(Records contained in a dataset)
______________________________

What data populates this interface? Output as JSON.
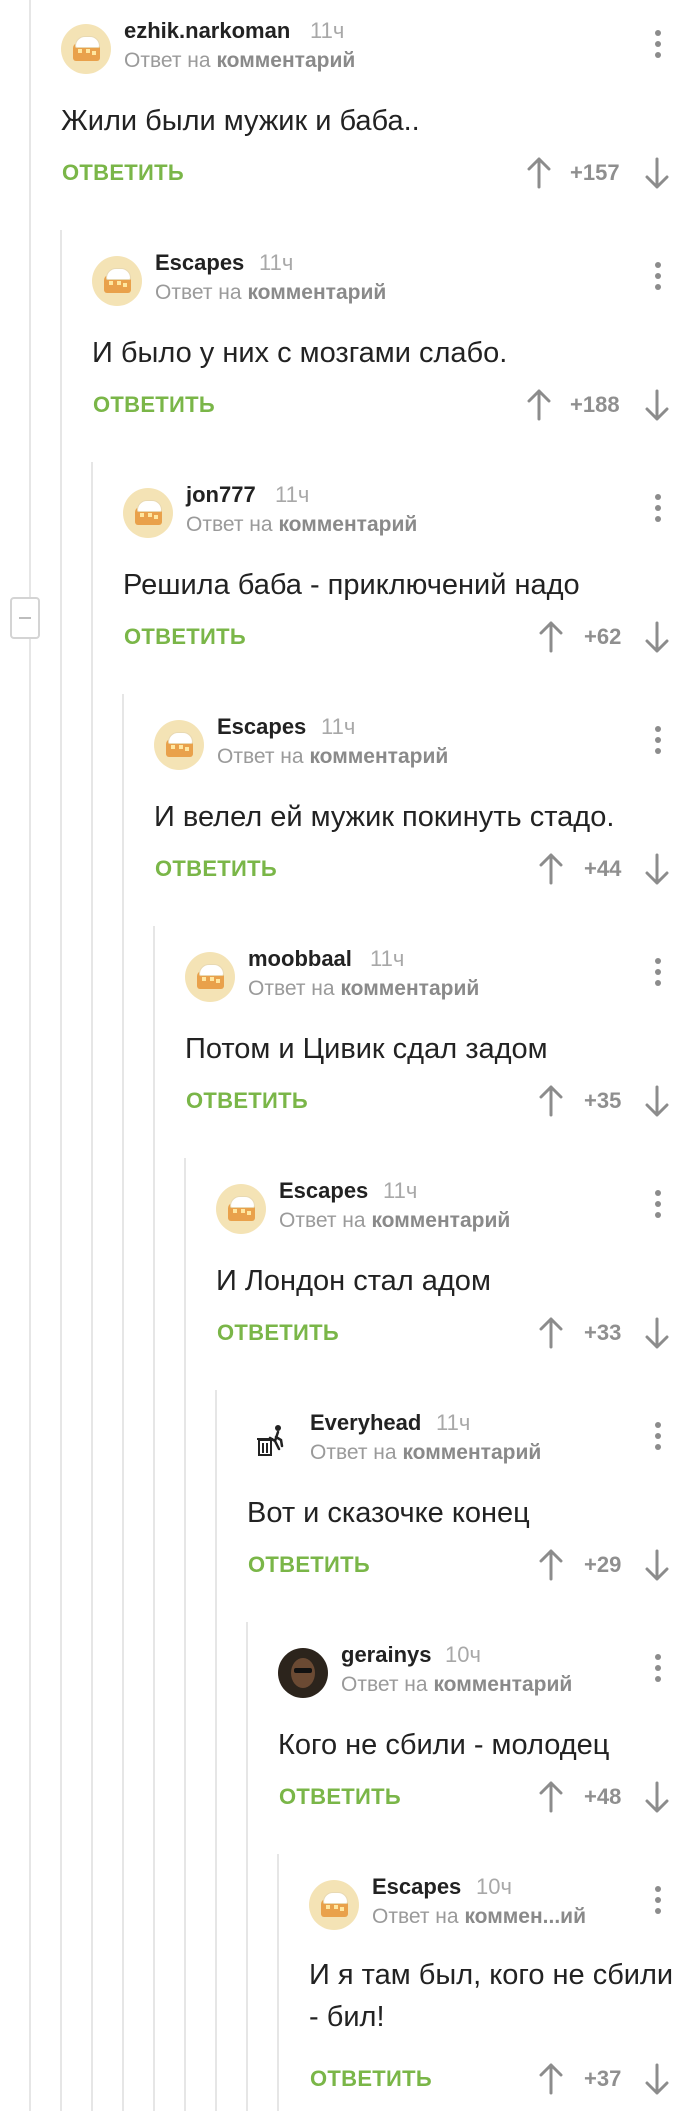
{
  "reply_label_suffix": "комментарий",
  "comments": [
    {
      "username": "ezhik.narkoman",
      "time": "11ч",
      "reply_prefix": "Ответ на",
      "reply_target": "комментарий",
      "text": "Жили были мужик и баба..",
      "reply_button": "ОТВЕТИТЬ",
      "rating": "+157"
    },
    {
      "username": "Escapes",
      "time": "11ч",
      "reply_prefix": "Ответ на",
      "reply_target": "комментарий",
      "text": "И было у них с мозгами слабо.",
      "reply_button": "ОТВЕТИТЬ",
      "rating": "+188"
    },
    {
      "username": "jon777",
      "time": "11ч",
      "reply_prefix": "Ответ на",
      "reply_target": "комментарий",
      "text": "Решила баба - приключений надо",
      "reply_button": "ОТВЕТИТЬ",
      "rating": "+62"
    },
    {
      "username": "Escapes",
      "time": "11ч",
      "reply_prefix": "Ответ на",
      "reply_target": "комментарий",
      "text": "И велел ей мужик покинуть стадо.",
      "reply_button": "ОТВЕТИТЬ",
      "rating": "+44"
    },
    {
      "username": "moobbaal",
      "time": "11ч",
      "reply_prefix": "Ответ на",
      "reply_target": "комментарий",
      "text": "Потом и Цивик сдал задом",
      "reply_button": "ОТВЕТИТЬ",
      "rating": "+35"
    },
    {
      "username": "Escapes",
      "time": "11ч",
      "reply_prefix": "Ответ на",
      "reply_target": "комментарий",
      "text": "И Лондон стал адом",
      "reply_button": "ОТВЕТИТЬ",
      "rating": "+33"
    },
    {
      "username": "Everyhead",
      "time": "11ч",
      "reply_prefix": "Ответ на",
      "reply_target": "комментарий",
      "text": "Вот и сказочке конец",
      "reply_button": "ОТВЕТИТЬ",
      "rating": "+29"
    },
    {
      "username": "gerainys",
      "time": "10ч",
      "reply_prefix": "Ответ на",
      "reply_target": "комментарий",
      "text": "Кого не сбили - молодец",
      "reply_button": "ОТВЕТИТЬ",
      "rating": "+48"
    },
    {
      "username": "Escapes",
      "time": "10ч",
      "reply_prefix": "Ответ на",
      "reply_target": "коммен...ий",
      "text": "И я там был, кого не сбили - бил!",
      "reply_button": "ОТВЕТИТЬ",
      "rating": "+37"
    }
  ],
  "icons": {
    "avatar_default": "pie-avatar-icon",
    "avatar_everyhead": "trash-bin-figure-icon",
    "avatar_gerainys": "person-photo-avatar",
    "upvote": "arrow-up-icon",
    "downvote": "arrow-down-icon",
    "menu": "more-vertical-icon",
    "collapse": "collapse-thread-icon"
  },
  "colors": {
    "reply_green": "#7ab648",
    "rating_gray": "#8f8f8f",
    "thread_line": "#e6e6e6"
  }
}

______________________________

**Required work:** Write only the number of lines that include "arrow".

**Written response:** 2